CONSIGNE ÉCRITE 1: Dans le listing, réécrivez tout ce qui va de la ligne contenant « svg-text:10-3: 10-3 (646, 1734, 674, 1776) » jusqu'à la ligne contenant « wire 57 BK trunk middle », en remplaçant « trunk » par « harness » et en laissant tout le reste inchangé.

EXTRAIT DU DOCUMENT:
DECLARATION DES PARTIS SUR LA DECISION DE M. BINDOUMI DANS L'AFFAIRE BOZIZE. : " la poursuite de la procédure de l'affaire suivie contre Bozizé et autres, inopportune ".

 

Nous soussignés, ADP, ASD, FC, FND, FODEM, FPP, MDI-PS, MESAN-BOGANDA, MNR, PUN et UNDD, partis politiques d'opposition.

Formulons ci-après nos observations sur la décision n°697 du 24 décembre 2001 par laquelle M. Joseph Bindoumi, Procureur Général près la Cour d'Appel de Bangui, a jugé " la poursuite de la procédure de l'affaire suivie contre Bozize et autres, inopportune ".

D'emblée, nous déclarons la décision en cause, forcément non professionnelle au regard des règles d'administration de la justice, immorale, inappropriée, discriminatoire, inopérante et, finalement inopportune, en considération des éléments d'appréciation exprimés comme il suit.

Premièrement : La motivation de la décision telle qu'elle est exprimée et les déclarations faites en guise de commentaire tour à tour par M. Bindoumi, les Ministres de la Justice et des Affaires Etrangères, éclairent largement sur le caractère fondamentalement politique de cette même décision. Or, il n'appartient pas à un magistrat, fut-il du Parquet, de prendre une décision de nature politique.

Le fait que la décision en question a été rendue publique dès après l'entretien en tête à tête du Président Patassé avec l'envoyé spécial de M. Kadhafi, Chef de l'Etat libyen, ajoute au caractère politique de la mesure prise, en le confirmant.

SUPPORT D'EXERCICE:

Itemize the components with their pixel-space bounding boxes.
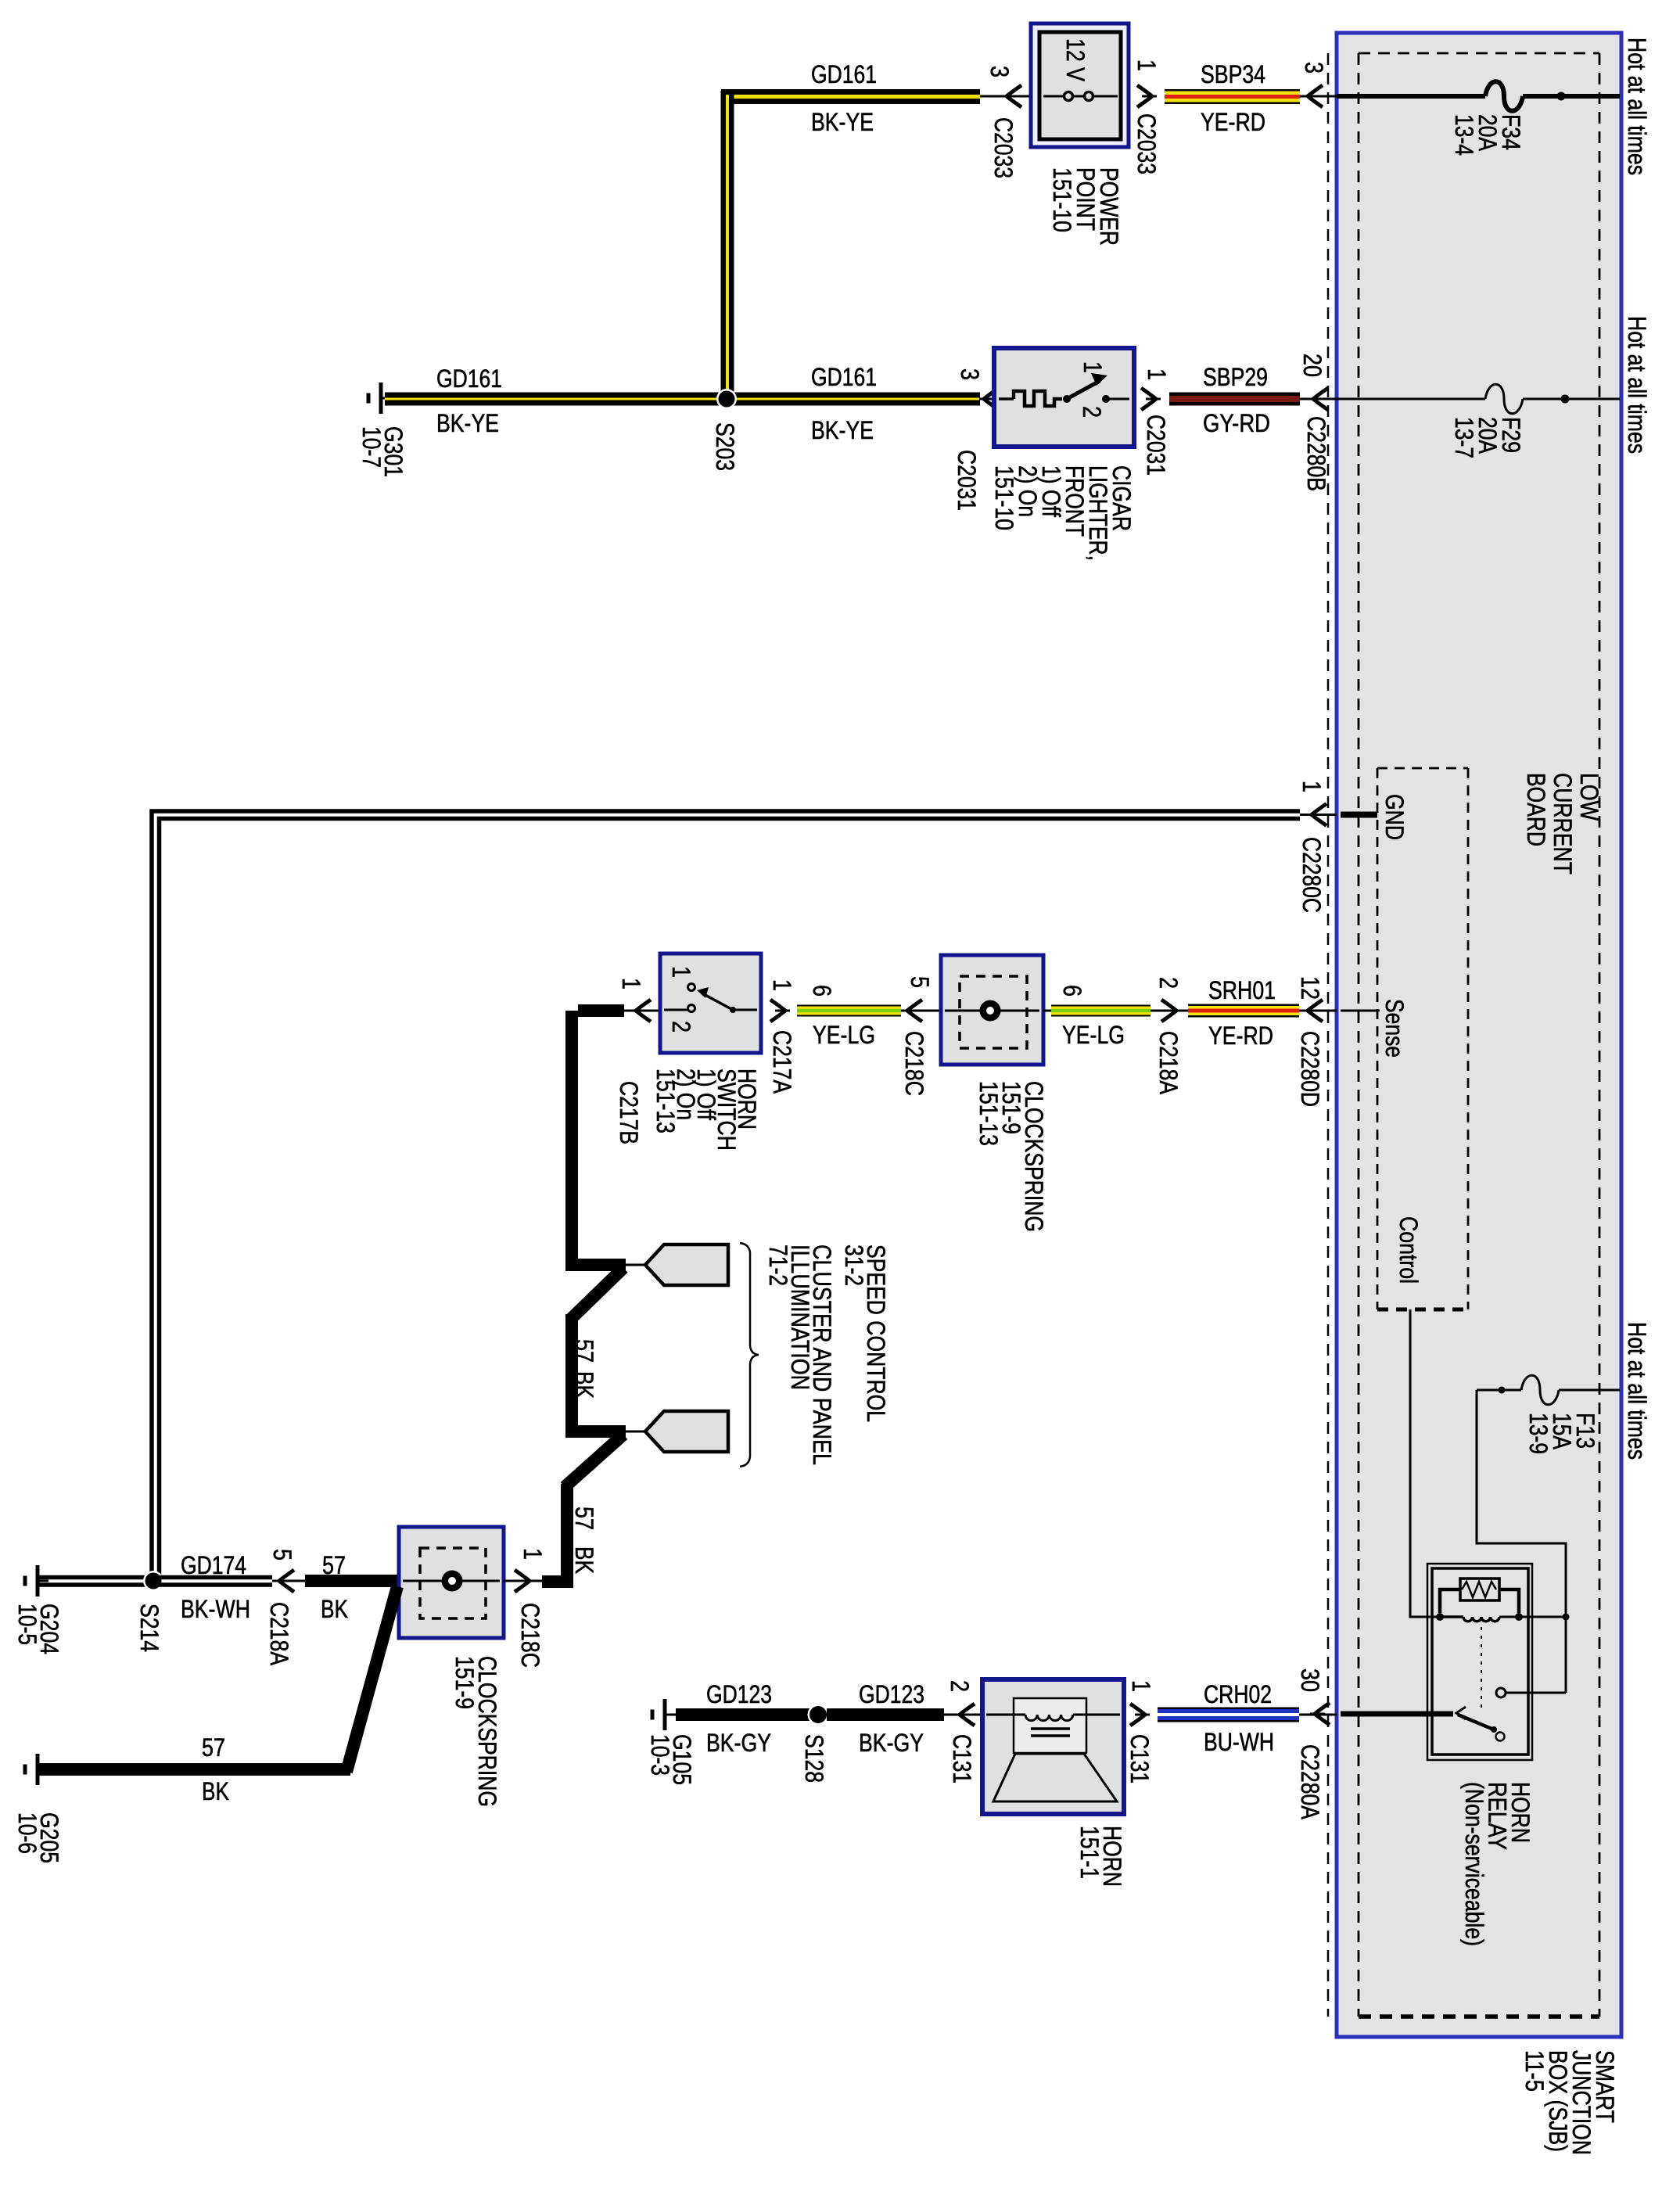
svg-text:10-3: 10-3 (646, 1734, 674, 1776)
svg-text:BK-YE: BK-YE (811, 416, 874, 444)
svg-text:BK: BK (202, 1777, 229, 1805)
svg-text:30: 30 (1296, 1668, 1324, 1692)
connector C2033 arrow (pin 3 side) (1007, 85, 1021, 107)
GND stub inside SJB (1341, 812, 1377, 818)
wire row B inside SJB (F29 feed) (1337, 398, 1485, 400)
wire lead to C218A (1043, 1010, 1051, 1012)
svg-text:57: 57 (202, 1733, 225, 1762)
svg-text:2: 2 (1078, 406, 1106, 418)
svg-text:3: 3 (985, 66, 1014, 77)
svg-text:57: 57 (322, 1551, 346, 1579)
horn bars (1031, 1727, 1070, 1730)
wire lead to C217B (624, 1010, 660, 1012)
wire 57 BK from horn switch to trunk (578, 1004, 624, 1017)
wire 57 BK trunk middle vertical (565, 1314, 578, 1431)
clockspring 2 wire through (403, 1580, 500, 1582)
svg-text:C218C: C218C (516, 1603, 544, 1668)
svg-text:12: 12 (1296, 976, 1324, 1000)
svg-text:3: 3 (1300, 62, 1328, 74)
power point terminal 1 (1064, 92, 1073, 101)
wire 57 BK to clockspring (305, 1575, 399, 1587)
svg-text:BK: BK (321, 1595, 348, 1623)
power point component box (1031, 23, 1129, 147)
clockspring 2 component box (399, 1527, 504, 1638)
svg-text:SBP29: SBP29 (1203, 363, 1268, 391)
connector C217B arrow pin 1 (636, 1000, 651, 1022)
svg-text:Hot at all times: Hot at all times (1623, 316, 1651, 454)
svg-text:GD174: GD174 (181, 1551, 246, 1579)
svg-text:10-5: 10-5 (13, 1604, 41, 1645)
svg-text:BU-WH: BU-WH (1204, 1728, 1274, 1756)
svg-text:Control: Control (1395, 1216, 1423, 1284)
connector C2280A arrow pin 30 (1315, 1703, 1330, 1725)
svg-text:C2033: C2033 (1133, 113, 1161, 174)
svg-text:Hot at all times: Hot at all times (1623, 38, 1651, 175)
horn wire through (986, 1714, 1120, 1716)
wire lead C218A to SRH01 (1151, 1010, 1188, 1012)
svg-text:2: 2 (667, 1021, 695, 1033)
svg-text:C2280C: C2280C (1298, 837, 1326, 913)
horn component box (982, 1679, 1124, 1814)
clockspring 2 dashed square (420, 1548, 486, 1618)
svg-text:SRH01: SRH01 (1208, 976, 1276, 1004)
svg-text:BK-GY: BK-GY (706, 1729, 771, 1757)
wire 57 BK bottom corner (542, 1575, 573, 1588)
svg-text:151-13: 151-13 (975, 1081, 1003, 1146)
wire GD161 left segment (BK-YE) (385, 393, 980, 406)
horn switch component box (660, 954, 761, 1053)
svg-text:10-6: 10-6 (13, 1812, 41, 1854)
svg-text:BOARD: BOARD (1522, 773, 1550, 846)
wire GD174 (BK-WH) horizontal+vertical double line (152, 811, 1300, 1580)
wire lead to speed control connector (626, 1264, 645, 1266)
relay coil terminal left (1436, 1613, 1444, 1621)
fuse F34 (1485, 81, 1523, 111)
svg-text:Hot at all times: Hot at all times (1623, 1322, 1651, 1460)
clockspring dashed square (960, 976, 1027, 1048)
relay coil terminal right (1515, 1613, 1523, 1621)
svg-text:GY-RD: GY-RD (1203, 409, 1270, 437)
wire lead to illumination connector (626, 1431, 645, 1433)
Sense stub inside SJB (1341, 1010, 1380, 1012)
smart junction box SJB outline (1337, 33, 1621, 2037)
ground G301 (379, 383, 383, 414)
wire row A inside SJB (F34 feed) (1337, 94, 1485, 99)
wire lead into SJB row B (1300, 398, 1337, 400)
horn inner rectangle (1014, 1698, 1086, 1753)
svg-text:C217B: C217B (615, 1081, 643, 1144)
cigar lighter element and switch (999, 397, 1014, 400)
connector C218A arrow pin 5 (279, 1570, 294, 1592)
power point terminal 2 (1085, 92, 1093, 101)
wire 57 BK diagonal to clockspring (346, 1586, 397, 1772)
svg-text:5: 5 (906, 976, 934, 988)
svg-text:151-9: 151-9 (451, 1656, 479, 1709)
svg-text:13-7: 13-7 (1450, 417, 1478, 458)
connector C218C arrow pin 1 (515, 1570, 529, 1592)
svg-text:GND: GND (1380, 794, 1409, 840)
ground G105 (663, 1699, 667, 1730)
clockspring 2 symbol (442, 1571, 463, 1592)
wire 57 BK branch to illumination (565, 1425, 626, 1438)
relay coil (1440, 1615, 1463, 1618)
svg-text:YE-RD: YE-RD (1208, 1022, 1273, 1050)
relay common line (1341, 1712, 1453, 1717)
relay resistor leads (1440, 1589, 1460, 1613)
wire 57 BK to G205 (39, 1763, 350, 1776)
connector C2280B arrow pin 20 (1313, 388, 1328, 410)
horn bell (993, 1754, 1117, 1801)
svg-text:2: 2 (946, 1680, 974, 1692)
connector C218A arrow pin 2 (1161, 1000, 1176, 1022)
fuse F13 (1521, 1375, 1559, 1405)
svg-text:CURRENT: CURRENT (1549, 773, 1577, 875)
svg-text:LOW: LOW (1575, 773, 1603, 821)
connector C218C arrow pin 5 (907, 1000, 922, 1022)
horn relay outer box (1427, 1564, 1532, 1760)
connector C2280 dashed face line (1327, 53, 1330, 2017)
svg-text:1: 1 (1298, 781, 1326, 792)
horn switch contacts and arm (664, 1009, 687, 1011)
svg-text:YE-RD: YE-RD (1201, 108, 1265, 136)
svg-text:C131: C131 (948, 1734, 976, 1783)
wire GD161 vertical segment (BK-YE) (721, 91, 734, 395)
svg-text:(Non-serviceable): (Non-serviceable) (1460, 1782, 1488, 1946)
svg-text:6: 6 (808, 985, 836, 997)
cigar lighter component box (994, 348, 1134, 447)
wire CRH02 (BU-WH) (1158, 1708, 1299, 1722)
svg-text:GD161: GD161 (811, 60, 877, 88)
svg-text:GD161: GD161 (436, 365, 502, 393)
svg-text:1: 1 (617, 978, 645, 990)
node on F34 wire (1557, 92, 1566, 101)
connector C2280D arrow pin 12 (1308, 1000, 1323, 1022)
wire 57 BK trunk upper vertical (565, 1011, 578, 1265)
connector C2033 arrow (pin 1 side) (1137, 85, 1152, 107)
connector C2280 arrow pin 3 (1308, 85, 1323, 107)
wire F13 to relay (1477, 1390, 1566, 1617)
wire SBP29 (GY-RD) (1169, 393, 1300, 406)
svg-text:GD123: GD123 (859, 1680, 924, 1708)
svg-text:12 V: 12 V (1061, 38, 1089, 82)
wire 57 BK diagonal 1 (569, 1268, 623, 1320)
svg-text:Sense: Sense (1380, 999, 1409, 1058)
wire GD161 top segment (BK-YE) (721, 89, 980, 104)
wire lead into SJB row G (1299, 1714, 1337, 1716)
wire lead into SJB row D (1299, 1010, 1337, 1012)
svg-text:C218C: C218C (900, 1031, 928, 1096)
svg-text:31-2: 31-2 (840, 1245, 868, 1286)
splice S214 (143, 1571, 163, 1591)
cluster illumination connector terminal (645, 1411, 728, 1452)
connector C2280C arrow pin 1 (1312, 804, 1326, 826)
svg-text:1: 1 (667, 966, 695, 978)
SJB inner dashed boundary (1359, 52, 1599, 55)
connector C2031 arrow (pin 3 side) (984, 388, 999, 410)
svg-text:1: 1 (519, 1548, 547, 1560)
svg-text:C2031: C2031 (1142, 415, 1170, 476)
svg-text:151-10: 151-10 (1048, 167, 1076, 232)
svg-text:13-4: 13-4 (1450, 114, 1478, 156)
svg-text:C2031: C2031 (953, 450, 981, 511)
wire GD174 left of S214 (BK-WH) (39, 1575, 153, 1580)
brace for speed control / illumination (740, 1243, 759, 1467)
wire 57 BK trunk lower vertical (561, 1484, 573, 1575)
wire lead into SJB row A (1300, 95, 1337, 98)
svg-text:1: 1 (1127, 1680, 1155, 1692)
svg-text:13-9: 13-9 (1524, 1413, 1553, 1454)
svg-text:11-5: 11-5 (1520, 2050, 1549, 2092)
wire GD123 right (BK-GY) (827, 1708, 944, 1721)
svg-text:C2033: C2033 (989, 117, 1018, 178)
wire lead to C218A pin5 (272, 1580, 305, 1582)
node on F29 wire (1561, 395, 1570, 404)
svg-text:GD161: GD161 (811, 363, 877, 391)
svg-text:C218A: C218A (1154, 1031, 1183, 1095)
relay NO contact (1565, 1617, 1567, 1693)
svg-text:S203: S203 (711, 422, 739, 471)
svg-text:1: 1 (768, 979, 796, 991)
svg-text:C2280A: C2280A (1296, 1744, 1324, 1820)
svg-text:6: 6 (1058, 985, 1086, 997)
clockspring symbol (980, 1000, 1001, 1022)
svg-text:BK-YE: BK-YE (811, 108, 874, 136)
svg-text:151-10: 151-10 (990, 465, 1018, 530)
horn coil (1014, 1714, 1025, 1716)
ground G205 (36, 1754, 40, 1785)
connector C217A arrow pin 1 (770, 1000, 785, 1022)
horn relay inner box (1432, 1568, 1528, 1755)
wire F13 feed (1559, 1389, 1620, 1392)
svg-text:YE-LG: YE-LG (813, 1021, 875, 1049)
relay resistor (1460, 1579, 1499, 1600)
svg-text:151-13: 151-13 (652, 1069, 680, 1133)
svg-text:151-1: 151-1 (1075, 1826, 1104, 1879)
wire lead to C2280C (1300, 814, 1337, 816)
low current board dashed box (1377, 767, 1468, 770)
control line from low current board (1410, 1309, 1436, 1617)
connector C131 arrow pin 1 (1130, 1704, 1145, 1726)
svg-text:BK-GY: BK-GY (859, 1729, 924, 1757)
wire GD174 right of S214 (BK-WH) (153, 1575, 272, 1580)
svg-text:GD123: GD123 (706, 1680, 772, 1708)
svg-text:CRH02: CRH02 (1204, 1680, 1272, 1708)
svg-text:1: 1 (1133, 59, 1161, 71)
svg-text:1: 1 (1143, 368, 1171, 380)
wire lead to C131 pin2 (944, 1714, 982, 1716)
svg-text:SBP34: SBP34 (1201, 60, 1265, 88)
clockspring wire through (945, 1010, 1039, 1012)
wire 57 BK diagonal 2 (565, 1435, 623, 1487)
splice S203 (716, 389, 737, 409)
wire YE-LG segment 1 (797, 1005, 901, 1017)
node at relay feed (1563, 1614, 1570, 1621)
wire SBP34 (YE-RD) (1165, 89, 1300, 104)
wire lead C218C to trunk (504, 1580, 547, 1582)
wire through power point (1043, 95, 1118, 98)
svg-text:1: 1 (1079, 361, 1107, 373)
wire GD123 left (BK-GY) (676, 1708, 809, 1721)
wire 57 BK branch to speed control (565, 1259, 626, 1271)
svg-text:20: 20 (1298, 354, 1326, 377)
speed control connector terminal (645, 1245, 728, 1285)
svg-text:5: 5 (268, 1549, 296, 1561)
svg-text:2: 2 (1154, 977, 1183, 989)
svg-text:BK: BK (570, 1546, 598, 1574)
svg-text:3: 3 (956, 368, 984, 380)
svg-text:71-2: 71-2 (764, 1245, 792, 1286)
relay armature (1456, 1707, 1466, 1719)
clockspring component box (941, 955, 1043, 1065)
svg-text:BK-WH: BK-WH (181, 1595, 250, 1623)
ground G204 (36, 1565, 40, 1597)
svg-text:C218A: C218A (265, 1602, 293, 1666)
svg-text:S214: S214 (135, 1604, 163, 1652)
wire lead to C2033 (980, 95, 1031, 98)
svg-text:C2280D: C2280D (1296, 1031, 1324, 1107)
svg-text:57: 57 (570, 1507, 598, 1530)
svg-text:BK-YE: BK-YE (436, 409, 499, 437)
svg-text:C2280B: C2280B (1302, 416, 1330, 491)
relay actuation dashed line (1481, 1627, 1482, 1709)
splice S128 (808, 1704, 829, 1726)
connector C131 arrow pin 2 (960, 1704, 975, 1726)
svg-text:S128: S128 (800, 1734, 828, 1783)
connector C2031 arrow (pin 1 side) (1141, 388, 1156, 410)
wire lead to C218C (901, 1010, 941, 1012)
wire lead to C2031 (980, 398, 994, 400)
svg-text:10-7: 10-7 (357, 426, 386, 468)
wire YE-LG segment 2 (1051, 1005, 1151, 1017)
svg-text:C217A: C217A (768, 1030, 796, 1094)
fuse F29 (1485, 384, 1523, 414)
wire SRH01 (YE-RD) (1188, 1004, 1299, 1018)
node on F13 wire (1499, 1387, 1506, 1394)
svg-text:YE-LG: YE-LG (1062, 1021, 1125, 1049)
svg-text:C131: C131 (1125, 1734, 1154, 1783)
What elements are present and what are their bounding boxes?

CONSIGNE ÉCRITE 2: D'après l'extrait du document, quels sont le numéro et la date de la décision sur laquelle les partis formulent leurs observations ?

RÉSULTAT ATTENDU 1:
svg-text:10-3: 10-3 (646, 1734, 674, 1776)
svg-text:BK-YE: BK-YE (811, 416, 874, 444)
svg-text:BK: BK (202, 1777, 229, 1805)
svg-text:30: 30 (1296, 1668, 1324, 1692)
connector C2033 arrow (pin 3 side) (1007, 85, 1021, 107)
GND stub inside SJB (1341, 812, 1377, 818)
wire row B inside SJB (F29 feed) (1337, 398, 1485, 400)
wire lead to C218A (1043, 1010, 1051, 1012)
svg-text:57: 57 (202, 1733, 225, 1762)
svg-text:2: 2 (1078, 406, 1106, 418)
svg-text:3: 3 (985, 66, 1014, 77)
svg-text:57: 57 (322, 1551, 346, 1579)
horn bars (1031, 1727, 1070, 1730)
wire lead to C217B (624, 1010, 660, 1012)
wire 57 BK from horn switch to harness (578, 1004, 624, 1017)
wire 57 BK harness middle vertical (565, 1314, 578, 1431)

RÉSULTAT ATTENDU 2: Il s'agit de la décision n°697 du 24 décembre 2001.